Tally up the lines carrying the string "tibet" and respond with only the resulting number.

STORED RECORDS –
========================================
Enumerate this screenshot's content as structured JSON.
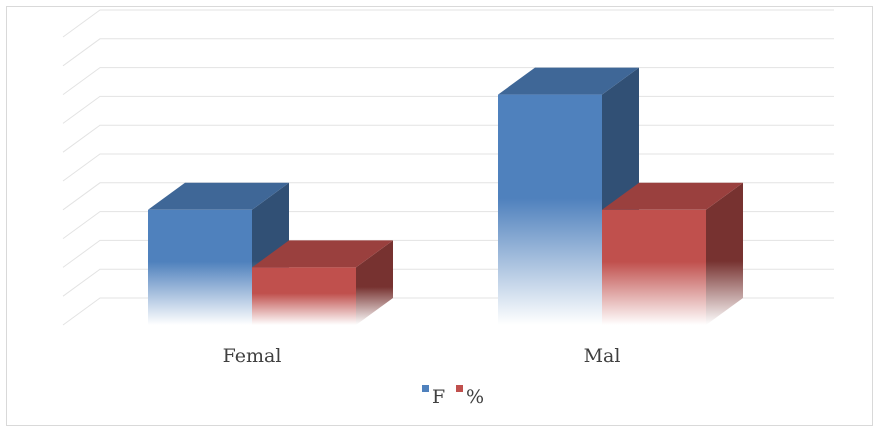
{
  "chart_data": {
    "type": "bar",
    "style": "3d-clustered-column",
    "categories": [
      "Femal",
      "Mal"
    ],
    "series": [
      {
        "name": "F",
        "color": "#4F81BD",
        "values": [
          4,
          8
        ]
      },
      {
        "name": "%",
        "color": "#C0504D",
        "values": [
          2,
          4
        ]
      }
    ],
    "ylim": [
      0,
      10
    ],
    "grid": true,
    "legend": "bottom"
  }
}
========================================
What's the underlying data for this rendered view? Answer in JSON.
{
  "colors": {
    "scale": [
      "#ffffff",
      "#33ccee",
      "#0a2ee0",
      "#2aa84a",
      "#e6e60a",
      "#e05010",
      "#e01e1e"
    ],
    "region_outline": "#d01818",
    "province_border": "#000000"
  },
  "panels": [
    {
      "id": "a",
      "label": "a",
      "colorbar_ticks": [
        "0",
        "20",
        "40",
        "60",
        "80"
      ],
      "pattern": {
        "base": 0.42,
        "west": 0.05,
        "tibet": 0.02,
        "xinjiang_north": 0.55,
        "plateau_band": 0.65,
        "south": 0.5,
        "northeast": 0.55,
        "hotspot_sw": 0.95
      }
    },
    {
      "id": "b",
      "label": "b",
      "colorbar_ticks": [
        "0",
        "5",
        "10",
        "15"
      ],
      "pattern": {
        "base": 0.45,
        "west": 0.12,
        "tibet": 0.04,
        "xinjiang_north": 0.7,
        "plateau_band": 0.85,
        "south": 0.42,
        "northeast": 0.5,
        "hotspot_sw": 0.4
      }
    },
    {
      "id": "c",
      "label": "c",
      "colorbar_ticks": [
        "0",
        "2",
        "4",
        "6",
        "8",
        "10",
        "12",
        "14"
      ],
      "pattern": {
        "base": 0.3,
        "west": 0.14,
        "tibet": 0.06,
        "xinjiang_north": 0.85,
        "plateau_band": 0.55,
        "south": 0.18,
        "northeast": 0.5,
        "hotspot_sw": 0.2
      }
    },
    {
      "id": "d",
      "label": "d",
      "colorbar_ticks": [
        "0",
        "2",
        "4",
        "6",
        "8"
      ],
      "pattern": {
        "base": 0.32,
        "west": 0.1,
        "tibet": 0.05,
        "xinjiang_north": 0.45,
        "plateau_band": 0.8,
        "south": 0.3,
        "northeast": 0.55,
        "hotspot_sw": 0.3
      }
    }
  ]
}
========================================
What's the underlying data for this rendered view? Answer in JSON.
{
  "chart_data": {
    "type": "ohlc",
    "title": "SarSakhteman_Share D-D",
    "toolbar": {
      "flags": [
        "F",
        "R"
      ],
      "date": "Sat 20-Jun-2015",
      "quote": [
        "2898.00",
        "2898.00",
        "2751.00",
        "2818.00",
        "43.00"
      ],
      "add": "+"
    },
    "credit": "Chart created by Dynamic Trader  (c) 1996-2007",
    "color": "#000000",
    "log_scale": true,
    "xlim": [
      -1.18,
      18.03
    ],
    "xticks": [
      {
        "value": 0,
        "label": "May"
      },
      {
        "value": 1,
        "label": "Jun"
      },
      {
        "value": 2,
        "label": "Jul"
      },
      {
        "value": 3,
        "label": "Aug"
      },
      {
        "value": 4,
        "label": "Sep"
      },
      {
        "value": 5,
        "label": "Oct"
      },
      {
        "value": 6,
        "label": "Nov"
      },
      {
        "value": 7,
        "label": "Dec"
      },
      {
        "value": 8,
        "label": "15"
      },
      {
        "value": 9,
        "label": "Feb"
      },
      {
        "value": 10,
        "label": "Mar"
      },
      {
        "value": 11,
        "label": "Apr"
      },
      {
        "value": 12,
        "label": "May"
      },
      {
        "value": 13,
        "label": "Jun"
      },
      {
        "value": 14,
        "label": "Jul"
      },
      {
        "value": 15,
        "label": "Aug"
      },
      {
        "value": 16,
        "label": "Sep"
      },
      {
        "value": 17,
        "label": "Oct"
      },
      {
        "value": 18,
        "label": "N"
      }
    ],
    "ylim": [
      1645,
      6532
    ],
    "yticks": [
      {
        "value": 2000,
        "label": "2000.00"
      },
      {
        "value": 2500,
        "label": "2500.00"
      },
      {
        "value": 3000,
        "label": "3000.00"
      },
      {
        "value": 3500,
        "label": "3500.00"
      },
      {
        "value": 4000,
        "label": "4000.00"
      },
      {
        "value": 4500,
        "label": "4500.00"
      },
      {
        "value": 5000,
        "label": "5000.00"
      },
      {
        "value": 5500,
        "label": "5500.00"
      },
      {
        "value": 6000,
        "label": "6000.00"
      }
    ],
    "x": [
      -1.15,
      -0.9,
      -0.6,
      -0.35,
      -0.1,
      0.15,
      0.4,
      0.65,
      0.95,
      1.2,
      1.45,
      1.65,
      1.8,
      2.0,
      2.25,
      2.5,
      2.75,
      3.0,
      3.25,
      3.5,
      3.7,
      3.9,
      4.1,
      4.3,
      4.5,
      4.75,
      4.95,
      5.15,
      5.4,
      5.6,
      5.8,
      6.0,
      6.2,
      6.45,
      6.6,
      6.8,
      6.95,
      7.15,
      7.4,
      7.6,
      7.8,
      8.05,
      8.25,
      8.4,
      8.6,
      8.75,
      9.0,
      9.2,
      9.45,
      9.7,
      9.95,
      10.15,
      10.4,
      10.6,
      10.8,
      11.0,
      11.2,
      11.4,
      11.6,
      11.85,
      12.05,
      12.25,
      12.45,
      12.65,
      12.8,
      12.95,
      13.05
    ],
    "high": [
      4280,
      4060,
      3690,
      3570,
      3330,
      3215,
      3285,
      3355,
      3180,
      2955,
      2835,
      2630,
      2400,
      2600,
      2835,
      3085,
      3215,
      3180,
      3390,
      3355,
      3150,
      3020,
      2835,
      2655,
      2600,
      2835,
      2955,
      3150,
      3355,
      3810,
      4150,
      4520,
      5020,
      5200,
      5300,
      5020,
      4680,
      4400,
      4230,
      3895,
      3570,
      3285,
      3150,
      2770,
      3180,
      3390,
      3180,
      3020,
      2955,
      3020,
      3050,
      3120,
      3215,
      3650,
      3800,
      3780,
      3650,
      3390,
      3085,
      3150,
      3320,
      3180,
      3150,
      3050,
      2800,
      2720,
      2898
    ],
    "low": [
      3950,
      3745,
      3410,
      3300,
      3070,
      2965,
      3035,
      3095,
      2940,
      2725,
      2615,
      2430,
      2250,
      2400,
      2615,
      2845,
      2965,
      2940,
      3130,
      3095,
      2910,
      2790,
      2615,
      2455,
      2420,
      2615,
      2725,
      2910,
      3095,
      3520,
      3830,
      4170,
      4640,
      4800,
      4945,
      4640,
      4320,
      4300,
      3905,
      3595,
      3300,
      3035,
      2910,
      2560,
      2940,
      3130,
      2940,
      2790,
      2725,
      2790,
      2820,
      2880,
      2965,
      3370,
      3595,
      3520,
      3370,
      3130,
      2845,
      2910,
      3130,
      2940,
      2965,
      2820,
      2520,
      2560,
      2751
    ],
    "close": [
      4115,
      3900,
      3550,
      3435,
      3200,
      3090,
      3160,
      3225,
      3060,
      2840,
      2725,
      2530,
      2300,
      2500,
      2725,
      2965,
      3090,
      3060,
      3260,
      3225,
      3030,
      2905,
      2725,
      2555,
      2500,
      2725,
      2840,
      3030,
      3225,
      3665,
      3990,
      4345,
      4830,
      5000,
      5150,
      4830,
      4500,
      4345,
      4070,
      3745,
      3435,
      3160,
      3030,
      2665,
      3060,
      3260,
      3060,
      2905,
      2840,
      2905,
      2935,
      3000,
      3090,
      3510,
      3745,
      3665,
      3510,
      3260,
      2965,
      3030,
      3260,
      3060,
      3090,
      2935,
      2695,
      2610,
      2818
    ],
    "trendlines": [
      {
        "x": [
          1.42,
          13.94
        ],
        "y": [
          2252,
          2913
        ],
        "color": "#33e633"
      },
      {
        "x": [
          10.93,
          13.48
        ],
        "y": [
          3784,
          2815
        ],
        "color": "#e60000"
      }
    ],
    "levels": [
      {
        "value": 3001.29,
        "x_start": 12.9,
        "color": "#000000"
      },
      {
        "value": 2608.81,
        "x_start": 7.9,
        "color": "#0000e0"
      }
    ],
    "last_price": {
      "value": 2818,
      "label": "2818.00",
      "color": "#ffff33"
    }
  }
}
========================================
SOLUTION BELOW – 4